§ Problem details: Output every line of the data exactly as it appears.

§ Material provided:

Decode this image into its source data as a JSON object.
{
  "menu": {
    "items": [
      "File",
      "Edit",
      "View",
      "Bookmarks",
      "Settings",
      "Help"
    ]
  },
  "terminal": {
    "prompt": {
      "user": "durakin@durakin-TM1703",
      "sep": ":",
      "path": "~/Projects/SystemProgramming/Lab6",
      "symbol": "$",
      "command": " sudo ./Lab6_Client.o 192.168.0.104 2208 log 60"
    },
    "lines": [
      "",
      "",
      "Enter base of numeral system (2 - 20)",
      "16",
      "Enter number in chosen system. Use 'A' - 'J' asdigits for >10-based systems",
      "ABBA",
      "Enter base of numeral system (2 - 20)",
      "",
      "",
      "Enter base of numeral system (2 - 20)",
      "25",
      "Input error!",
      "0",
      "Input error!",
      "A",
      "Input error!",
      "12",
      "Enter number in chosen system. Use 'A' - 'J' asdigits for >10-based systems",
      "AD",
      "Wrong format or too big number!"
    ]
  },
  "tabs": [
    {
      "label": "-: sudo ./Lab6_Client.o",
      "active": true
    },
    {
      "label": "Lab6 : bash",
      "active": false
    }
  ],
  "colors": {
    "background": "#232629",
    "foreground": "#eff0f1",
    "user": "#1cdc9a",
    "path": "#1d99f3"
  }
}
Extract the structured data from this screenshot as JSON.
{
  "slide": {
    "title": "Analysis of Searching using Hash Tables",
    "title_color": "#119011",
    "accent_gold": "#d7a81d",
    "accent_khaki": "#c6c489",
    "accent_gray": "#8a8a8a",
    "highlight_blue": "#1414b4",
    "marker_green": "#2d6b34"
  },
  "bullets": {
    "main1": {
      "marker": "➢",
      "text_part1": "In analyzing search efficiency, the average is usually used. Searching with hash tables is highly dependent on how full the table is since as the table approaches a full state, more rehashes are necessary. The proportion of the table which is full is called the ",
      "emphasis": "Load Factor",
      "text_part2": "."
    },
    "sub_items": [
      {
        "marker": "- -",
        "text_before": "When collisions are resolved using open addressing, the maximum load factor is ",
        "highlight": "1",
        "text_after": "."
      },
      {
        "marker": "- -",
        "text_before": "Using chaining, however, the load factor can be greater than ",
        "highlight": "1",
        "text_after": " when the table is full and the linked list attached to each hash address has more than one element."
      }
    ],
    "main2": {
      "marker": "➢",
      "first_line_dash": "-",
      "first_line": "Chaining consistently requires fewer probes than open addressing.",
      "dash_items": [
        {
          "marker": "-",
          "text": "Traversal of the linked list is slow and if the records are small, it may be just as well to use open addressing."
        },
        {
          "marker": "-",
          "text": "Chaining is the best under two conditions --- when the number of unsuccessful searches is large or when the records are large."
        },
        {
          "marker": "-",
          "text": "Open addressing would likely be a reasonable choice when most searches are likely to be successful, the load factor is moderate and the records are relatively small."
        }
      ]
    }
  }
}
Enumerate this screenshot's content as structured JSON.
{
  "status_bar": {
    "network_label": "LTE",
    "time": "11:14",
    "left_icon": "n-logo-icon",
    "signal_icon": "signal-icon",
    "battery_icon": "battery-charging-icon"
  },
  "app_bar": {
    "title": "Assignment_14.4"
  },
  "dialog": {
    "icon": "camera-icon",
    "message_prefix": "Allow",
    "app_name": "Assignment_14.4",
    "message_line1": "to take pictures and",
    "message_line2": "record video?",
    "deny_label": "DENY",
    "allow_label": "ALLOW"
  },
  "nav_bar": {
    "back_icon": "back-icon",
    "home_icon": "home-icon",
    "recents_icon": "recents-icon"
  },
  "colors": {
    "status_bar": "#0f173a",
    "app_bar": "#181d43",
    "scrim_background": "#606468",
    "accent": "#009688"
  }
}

§ Solution to this problem:
Decode this image into its source data as a JSON object.
{
  "menu": {
    "items": [
      "File",
      "Edit",
      "View",
      "Bookmarks",
      "Settings",
      "Help"
    ]
  },
  "terminal": {
    "prompt": {
      "user": "durakin@durakin-TM1703",
      "sep": ":",
      "path": "~/Projects/SystemProgramming/Lab6",
      "symbol": "$",
      "command": " sudo ./Lab6_Client.o 192.168.0.104 2208 log 60"
    },
    "lines": [
      "",
      "",
      "Enter base of numeral system (2 - 20)",
      "16",
      "Enter number in chosen system. Use 'A' - 'J' asdigits for >10-based systems",
      "ABBA",
      "Enter base of numeral system (2 - 20)",
      "",
      "",
      "Enter base of numeral system (2 - 20)",
      "25",
      "Input error!",
      "0",
      "Input error!",
      "A",
      "Input error!",
      "12",
      "Enter number in chosen system. Use 'A' - 'J' asdigits for >10-based systems",
      "AD",
      "Wrong format or too big number!"
    ]
  },
  "tabs": [
    {
      "label": "-: sudo ./Lab6_Client.o",
      "active": true
    },
    {
      "label": "Lab6 : bash",
      "active": false
    }
  ],
  "colors": {
    "background": "#232629",
    "foreground": "#eff0f1",
    "user": "#1cdc9a",
    "path": "#1d99f3"
  }
}
Extract the structured data from this screenshot as JSON.
{
  "slide": {
    "title": "Analysis of Searching using Hash Tables",
    "title_color": "#119011",
    "accent_gold": "#d7a81d",
    "accent_khaki": "#c6c489",
    "accent_gray": "#8a8a8a",
    "highlight_blue": "#1414b4",
    "marker_green": "#2d6b34"
  },
  "bullets": {
    "main1": {
      "marker": "➢",
      "text_part1": "In analyzing search efficiency, the average is usually used. Searching with hash tables is highly dependent on how full the table is since as the table approaches a full state, more rehashes are necessary. The proportion of the table which is full is called the ",
      "emphasis": "Load Factor",
      "text_part2": "."
    },
    "sub_items": [
      {
        "marker": "- -",
        "text_before": "When collisions are resolved using open addressing, the maximum load factor is ",
        "highlight": "1",
        "text_after": "."
      },
      {
        "marker": "- -",
        "text_before": "Using chaining, however, the load factor can be greater than ",
        "highlight": "1",
        "text_after": " when the table is full and the linked list attached to each hash address has more than one element."
      }
    ],
    "main2": {
      "marker": "➢",
      "first_line_dash": "-",
      "first_line": "Chaining consistently requires fewer probes than open addressing.",
      "dash_items": [
        {
          "marker": "-",
          "text": "Traversal of the linked list is slow and if the records are small, it may be just as well to use open addressing."
        },
        {
          "marker": "-",
          "text": "Chaining is the best under two conditions --- when the number of unsuccessful searches is large or when the records are large."
        },
        {
          "marker": "-",
          "text": "Open addressing would likely be a reasonable choice when most searches are likely to be successful, the load factor is moderate and the records are relatively small."
        }
      ]
    }
  }
}
Enumerate this screenshot's content as structured JSON.
{
  "status_bar": {
    "network_label": "LTE",
    "time": "11:14",
    "left_icon": "n-logo-icon",
    "signal_icon": "signal-icon",
    "battery_icon": "battery-charging-icon"
  },
  "app_bar": {
    "title": "Assignment_14.4"
  },
  "dialog": {
    "icon": "camera-icon",
    "message_prefix": "Allow",
    "app_name": "Assignment_14.4",
    "message_line1": "to take pictures and",
    "message_line2": "record video?",
    "deny_label": "DENY",
    "allow_label": "ALLOW"
  },
  "nav_bar": {
    "back_icon": "back-icon",
    "home_icon": "home-icon",
    "recents_icon": "recents-icon"
  },
  "colors": {
    "status_bar": "#0f173a",
    "app_bar": "#181d43",
    "scrim_background": "#606468",
    "accent": "#009688"
  }
}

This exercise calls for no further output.